Given task =
Write out all lines holding the word "ισχυρών".

[Start of Data for this task]

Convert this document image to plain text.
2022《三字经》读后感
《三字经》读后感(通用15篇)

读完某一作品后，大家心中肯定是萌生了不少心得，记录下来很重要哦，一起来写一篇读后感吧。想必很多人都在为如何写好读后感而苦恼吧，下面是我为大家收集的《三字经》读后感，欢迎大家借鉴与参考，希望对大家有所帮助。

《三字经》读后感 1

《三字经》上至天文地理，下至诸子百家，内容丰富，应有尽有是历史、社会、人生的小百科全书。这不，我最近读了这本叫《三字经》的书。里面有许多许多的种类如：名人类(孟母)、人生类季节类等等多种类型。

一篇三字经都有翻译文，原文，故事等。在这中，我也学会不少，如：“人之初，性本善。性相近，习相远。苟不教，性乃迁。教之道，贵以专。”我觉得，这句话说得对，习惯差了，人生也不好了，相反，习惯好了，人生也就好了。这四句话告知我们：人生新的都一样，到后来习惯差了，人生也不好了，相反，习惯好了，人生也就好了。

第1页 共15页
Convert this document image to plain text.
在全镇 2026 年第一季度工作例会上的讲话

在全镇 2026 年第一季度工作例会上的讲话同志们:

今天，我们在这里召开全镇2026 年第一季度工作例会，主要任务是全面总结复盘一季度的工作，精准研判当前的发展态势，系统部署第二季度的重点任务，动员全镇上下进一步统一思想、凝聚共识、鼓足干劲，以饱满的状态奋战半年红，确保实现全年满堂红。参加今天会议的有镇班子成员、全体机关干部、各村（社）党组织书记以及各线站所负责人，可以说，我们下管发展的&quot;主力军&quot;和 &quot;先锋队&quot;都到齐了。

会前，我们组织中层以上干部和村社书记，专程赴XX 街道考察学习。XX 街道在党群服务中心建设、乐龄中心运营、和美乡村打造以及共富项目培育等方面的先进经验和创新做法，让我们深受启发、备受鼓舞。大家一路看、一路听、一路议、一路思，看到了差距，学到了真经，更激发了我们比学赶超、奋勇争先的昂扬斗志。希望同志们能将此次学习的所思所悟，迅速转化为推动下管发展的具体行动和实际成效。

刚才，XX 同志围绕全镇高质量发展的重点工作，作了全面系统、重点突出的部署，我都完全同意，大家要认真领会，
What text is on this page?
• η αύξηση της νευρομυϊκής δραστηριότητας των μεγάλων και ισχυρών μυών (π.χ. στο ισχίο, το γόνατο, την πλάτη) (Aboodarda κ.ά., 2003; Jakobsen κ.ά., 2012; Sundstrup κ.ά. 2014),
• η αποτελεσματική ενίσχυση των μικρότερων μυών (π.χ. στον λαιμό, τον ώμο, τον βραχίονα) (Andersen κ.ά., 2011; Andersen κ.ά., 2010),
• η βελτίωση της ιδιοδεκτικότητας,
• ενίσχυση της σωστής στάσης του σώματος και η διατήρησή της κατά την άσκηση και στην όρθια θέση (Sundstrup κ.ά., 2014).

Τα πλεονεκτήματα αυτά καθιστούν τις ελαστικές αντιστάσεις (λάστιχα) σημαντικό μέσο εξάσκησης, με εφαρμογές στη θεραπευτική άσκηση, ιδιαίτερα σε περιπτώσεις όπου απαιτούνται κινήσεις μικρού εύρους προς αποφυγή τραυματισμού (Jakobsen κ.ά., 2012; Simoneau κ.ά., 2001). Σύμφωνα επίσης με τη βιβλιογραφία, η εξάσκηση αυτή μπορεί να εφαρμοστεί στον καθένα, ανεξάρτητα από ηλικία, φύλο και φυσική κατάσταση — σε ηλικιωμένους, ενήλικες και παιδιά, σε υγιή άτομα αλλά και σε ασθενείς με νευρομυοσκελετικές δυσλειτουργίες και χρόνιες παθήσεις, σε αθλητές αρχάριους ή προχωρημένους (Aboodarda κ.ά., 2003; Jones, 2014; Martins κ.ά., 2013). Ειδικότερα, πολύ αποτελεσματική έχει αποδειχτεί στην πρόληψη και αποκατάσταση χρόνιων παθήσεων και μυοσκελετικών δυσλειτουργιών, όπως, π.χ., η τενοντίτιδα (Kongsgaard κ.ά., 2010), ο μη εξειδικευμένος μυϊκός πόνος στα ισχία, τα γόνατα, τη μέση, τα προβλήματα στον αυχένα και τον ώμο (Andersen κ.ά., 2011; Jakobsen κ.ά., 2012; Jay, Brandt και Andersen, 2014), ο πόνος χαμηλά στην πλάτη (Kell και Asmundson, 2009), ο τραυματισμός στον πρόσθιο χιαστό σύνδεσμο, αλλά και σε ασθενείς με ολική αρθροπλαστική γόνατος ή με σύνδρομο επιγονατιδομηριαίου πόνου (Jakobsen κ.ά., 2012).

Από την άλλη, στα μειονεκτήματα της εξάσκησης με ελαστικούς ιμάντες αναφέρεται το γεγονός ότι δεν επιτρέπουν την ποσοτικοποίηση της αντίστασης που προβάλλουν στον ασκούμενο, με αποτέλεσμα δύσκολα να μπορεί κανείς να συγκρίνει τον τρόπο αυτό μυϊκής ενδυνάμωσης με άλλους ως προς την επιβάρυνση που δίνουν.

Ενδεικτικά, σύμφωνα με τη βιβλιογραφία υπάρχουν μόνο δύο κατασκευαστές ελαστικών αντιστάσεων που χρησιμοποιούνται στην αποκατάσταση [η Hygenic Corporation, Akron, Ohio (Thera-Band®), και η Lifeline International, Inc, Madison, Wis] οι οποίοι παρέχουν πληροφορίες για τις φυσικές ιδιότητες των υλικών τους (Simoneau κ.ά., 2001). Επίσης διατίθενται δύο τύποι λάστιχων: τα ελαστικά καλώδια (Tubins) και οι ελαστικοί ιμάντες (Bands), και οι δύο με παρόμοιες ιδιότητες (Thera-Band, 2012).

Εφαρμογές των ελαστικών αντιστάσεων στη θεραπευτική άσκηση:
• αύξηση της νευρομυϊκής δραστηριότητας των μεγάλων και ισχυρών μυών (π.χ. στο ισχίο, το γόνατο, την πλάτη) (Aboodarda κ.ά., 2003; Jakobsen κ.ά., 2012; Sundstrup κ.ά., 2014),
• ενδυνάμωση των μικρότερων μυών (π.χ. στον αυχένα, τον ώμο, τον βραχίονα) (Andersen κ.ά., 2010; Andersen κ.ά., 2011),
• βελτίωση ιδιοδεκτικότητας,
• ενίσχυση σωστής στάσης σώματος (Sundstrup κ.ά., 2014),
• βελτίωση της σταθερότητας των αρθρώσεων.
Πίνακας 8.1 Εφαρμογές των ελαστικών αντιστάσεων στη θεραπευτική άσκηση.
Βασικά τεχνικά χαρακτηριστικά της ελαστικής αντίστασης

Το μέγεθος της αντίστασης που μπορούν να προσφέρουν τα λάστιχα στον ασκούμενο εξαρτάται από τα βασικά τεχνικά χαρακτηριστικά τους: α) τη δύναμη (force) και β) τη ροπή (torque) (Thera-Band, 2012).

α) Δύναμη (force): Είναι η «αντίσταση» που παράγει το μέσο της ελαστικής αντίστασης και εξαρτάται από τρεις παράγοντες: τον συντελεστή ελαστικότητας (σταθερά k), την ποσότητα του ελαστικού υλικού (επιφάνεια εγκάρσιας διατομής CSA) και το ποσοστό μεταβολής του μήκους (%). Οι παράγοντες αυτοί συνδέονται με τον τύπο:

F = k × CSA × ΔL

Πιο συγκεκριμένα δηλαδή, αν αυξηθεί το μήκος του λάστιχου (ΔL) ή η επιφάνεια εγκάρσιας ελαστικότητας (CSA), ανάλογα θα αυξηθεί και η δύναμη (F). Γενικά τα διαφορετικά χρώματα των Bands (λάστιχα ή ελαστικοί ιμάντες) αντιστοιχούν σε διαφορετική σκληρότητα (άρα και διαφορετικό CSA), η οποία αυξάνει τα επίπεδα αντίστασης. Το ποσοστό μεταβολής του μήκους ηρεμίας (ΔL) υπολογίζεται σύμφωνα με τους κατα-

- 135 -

[End of Data for this task]

Result for this exercise =
• η αύξηση της νευρομυϊκής δραστηριότητας των μεγάλων και ισχυρών μυών (π.χ. στο ισχίο, το γόνατο, την πλάτη) (Aboodarda κ.ά., 2003; Jakobsen κ.ά., 2012; Sundstrup κ.ά. 2014),
• αύξηση της νευρομυϊκής δραστηριότητας των μεγάλων και ισχυρών μυών (π.χ. στο ισχίο, το γόνατο, την πλάτη) (Aboodarda κ.ά., 2003; Jakobsen κ.ά., 2012; Sundstrup κ.ά., 2014),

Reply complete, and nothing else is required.